**PROBLEM**
Read the listing and extract each line that includes the word "this".

[Data extracted from a collection]
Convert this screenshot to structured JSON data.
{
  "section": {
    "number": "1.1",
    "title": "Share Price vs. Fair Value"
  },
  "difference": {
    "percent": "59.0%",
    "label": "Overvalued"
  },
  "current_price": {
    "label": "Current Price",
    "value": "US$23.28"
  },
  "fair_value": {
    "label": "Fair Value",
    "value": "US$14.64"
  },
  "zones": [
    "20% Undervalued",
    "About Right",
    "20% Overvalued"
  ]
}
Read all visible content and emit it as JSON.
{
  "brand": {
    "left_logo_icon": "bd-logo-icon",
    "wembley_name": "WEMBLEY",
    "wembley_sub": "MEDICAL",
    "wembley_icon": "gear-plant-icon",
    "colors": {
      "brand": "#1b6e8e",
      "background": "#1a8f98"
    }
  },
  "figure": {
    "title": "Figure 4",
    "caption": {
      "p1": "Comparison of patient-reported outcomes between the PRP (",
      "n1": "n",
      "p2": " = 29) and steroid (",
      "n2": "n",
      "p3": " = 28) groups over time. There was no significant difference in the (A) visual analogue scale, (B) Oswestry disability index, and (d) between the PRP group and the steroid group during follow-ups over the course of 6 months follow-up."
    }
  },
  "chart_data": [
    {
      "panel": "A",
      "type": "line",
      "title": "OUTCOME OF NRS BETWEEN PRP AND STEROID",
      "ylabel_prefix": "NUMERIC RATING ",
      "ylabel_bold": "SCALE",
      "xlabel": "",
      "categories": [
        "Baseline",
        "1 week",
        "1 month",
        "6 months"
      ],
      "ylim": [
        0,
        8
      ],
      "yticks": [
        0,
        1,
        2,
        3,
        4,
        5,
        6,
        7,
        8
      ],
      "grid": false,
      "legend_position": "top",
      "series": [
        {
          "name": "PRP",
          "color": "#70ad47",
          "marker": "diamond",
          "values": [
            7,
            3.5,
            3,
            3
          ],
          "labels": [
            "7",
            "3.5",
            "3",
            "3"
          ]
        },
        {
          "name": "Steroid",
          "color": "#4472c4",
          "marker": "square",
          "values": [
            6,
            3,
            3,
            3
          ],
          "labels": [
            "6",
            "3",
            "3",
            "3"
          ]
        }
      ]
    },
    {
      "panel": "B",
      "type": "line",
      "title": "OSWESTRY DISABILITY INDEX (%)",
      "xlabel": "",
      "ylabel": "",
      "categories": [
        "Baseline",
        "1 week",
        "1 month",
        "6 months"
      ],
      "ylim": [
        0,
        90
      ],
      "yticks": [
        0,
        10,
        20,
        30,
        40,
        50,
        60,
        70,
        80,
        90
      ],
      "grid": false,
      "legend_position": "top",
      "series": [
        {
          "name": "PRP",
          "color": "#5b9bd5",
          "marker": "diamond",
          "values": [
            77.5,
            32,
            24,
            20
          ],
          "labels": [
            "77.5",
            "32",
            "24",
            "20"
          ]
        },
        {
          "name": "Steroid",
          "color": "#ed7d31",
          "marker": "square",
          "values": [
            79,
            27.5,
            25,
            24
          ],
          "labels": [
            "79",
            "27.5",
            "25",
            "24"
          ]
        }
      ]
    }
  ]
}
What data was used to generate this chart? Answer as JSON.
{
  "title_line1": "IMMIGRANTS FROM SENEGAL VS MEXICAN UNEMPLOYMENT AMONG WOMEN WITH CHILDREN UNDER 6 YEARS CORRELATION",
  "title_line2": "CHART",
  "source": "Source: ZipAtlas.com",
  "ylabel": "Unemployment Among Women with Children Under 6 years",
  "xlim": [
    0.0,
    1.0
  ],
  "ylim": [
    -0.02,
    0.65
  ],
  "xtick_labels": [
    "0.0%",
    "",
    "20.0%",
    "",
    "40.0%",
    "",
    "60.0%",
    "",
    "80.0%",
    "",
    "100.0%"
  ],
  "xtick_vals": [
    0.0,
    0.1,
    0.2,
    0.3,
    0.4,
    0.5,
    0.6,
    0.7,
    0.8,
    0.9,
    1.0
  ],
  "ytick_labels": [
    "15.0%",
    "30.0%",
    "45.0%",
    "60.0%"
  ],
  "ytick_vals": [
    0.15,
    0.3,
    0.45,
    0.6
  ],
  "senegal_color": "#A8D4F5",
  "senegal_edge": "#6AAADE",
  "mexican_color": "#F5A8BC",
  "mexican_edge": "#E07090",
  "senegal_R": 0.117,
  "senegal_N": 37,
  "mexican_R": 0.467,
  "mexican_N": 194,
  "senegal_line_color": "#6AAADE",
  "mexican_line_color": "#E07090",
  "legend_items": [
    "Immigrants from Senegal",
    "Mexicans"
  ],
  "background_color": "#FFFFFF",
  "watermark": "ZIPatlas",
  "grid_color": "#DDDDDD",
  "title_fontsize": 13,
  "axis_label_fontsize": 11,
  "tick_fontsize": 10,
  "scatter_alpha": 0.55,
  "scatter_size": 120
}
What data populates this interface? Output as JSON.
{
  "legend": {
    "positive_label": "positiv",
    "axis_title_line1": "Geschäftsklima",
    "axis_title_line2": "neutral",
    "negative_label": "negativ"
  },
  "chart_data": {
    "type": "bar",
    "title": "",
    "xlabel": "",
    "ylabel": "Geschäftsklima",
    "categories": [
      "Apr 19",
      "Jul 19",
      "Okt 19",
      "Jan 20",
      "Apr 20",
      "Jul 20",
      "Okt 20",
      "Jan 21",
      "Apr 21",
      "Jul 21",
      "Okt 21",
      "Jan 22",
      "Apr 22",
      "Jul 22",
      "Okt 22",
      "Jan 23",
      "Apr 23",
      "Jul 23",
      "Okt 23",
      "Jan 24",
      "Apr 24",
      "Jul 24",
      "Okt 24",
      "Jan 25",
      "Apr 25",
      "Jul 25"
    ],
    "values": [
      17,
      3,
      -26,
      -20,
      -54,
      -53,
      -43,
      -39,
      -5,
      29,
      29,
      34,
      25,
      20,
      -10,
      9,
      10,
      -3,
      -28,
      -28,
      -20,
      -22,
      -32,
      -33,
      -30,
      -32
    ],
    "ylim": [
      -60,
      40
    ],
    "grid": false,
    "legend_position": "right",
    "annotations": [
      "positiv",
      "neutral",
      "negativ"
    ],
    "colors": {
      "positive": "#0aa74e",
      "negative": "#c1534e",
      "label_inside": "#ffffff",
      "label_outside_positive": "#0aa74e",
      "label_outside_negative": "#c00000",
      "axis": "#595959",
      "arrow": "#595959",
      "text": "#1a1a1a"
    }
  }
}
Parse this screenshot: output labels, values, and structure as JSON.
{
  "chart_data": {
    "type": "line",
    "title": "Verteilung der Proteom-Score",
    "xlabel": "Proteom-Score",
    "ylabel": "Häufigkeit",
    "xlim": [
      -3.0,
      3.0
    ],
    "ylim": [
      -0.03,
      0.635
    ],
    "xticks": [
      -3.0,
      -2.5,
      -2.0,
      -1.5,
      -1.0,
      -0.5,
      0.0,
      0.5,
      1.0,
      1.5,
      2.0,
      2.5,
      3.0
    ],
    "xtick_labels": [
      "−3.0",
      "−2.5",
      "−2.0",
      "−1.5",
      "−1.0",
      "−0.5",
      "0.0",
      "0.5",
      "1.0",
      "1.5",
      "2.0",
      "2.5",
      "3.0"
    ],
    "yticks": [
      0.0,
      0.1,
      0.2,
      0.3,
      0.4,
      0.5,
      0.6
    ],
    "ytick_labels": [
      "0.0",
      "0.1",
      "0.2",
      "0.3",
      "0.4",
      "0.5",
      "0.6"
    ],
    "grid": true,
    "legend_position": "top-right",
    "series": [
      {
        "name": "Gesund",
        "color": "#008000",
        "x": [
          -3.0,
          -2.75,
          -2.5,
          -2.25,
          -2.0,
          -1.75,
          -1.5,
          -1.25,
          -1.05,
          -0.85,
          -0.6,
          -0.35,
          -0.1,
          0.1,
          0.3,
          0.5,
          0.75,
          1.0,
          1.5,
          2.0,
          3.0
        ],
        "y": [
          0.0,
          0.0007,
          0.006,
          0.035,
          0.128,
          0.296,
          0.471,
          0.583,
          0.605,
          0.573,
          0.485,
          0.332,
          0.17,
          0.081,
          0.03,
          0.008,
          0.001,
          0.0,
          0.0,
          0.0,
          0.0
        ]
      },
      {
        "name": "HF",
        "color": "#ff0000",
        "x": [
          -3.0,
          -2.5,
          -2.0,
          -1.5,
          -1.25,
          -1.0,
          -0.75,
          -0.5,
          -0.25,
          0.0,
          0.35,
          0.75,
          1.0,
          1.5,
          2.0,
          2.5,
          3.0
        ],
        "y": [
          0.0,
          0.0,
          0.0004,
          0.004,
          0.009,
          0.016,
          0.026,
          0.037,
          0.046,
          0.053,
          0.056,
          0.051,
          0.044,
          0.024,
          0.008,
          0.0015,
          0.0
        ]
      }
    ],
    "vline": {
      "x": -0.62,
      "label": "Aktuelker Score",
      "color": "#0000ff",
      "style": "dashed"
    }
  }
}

**SOLUTION TO THE EXERCISE**
Convert this screenshot to structured JSON data.
What data was used to generate this chart? Answer as JSON.
What data populates this interface? Output as JSON.
Parse this screenshot: output labels, values, and structure as JSON.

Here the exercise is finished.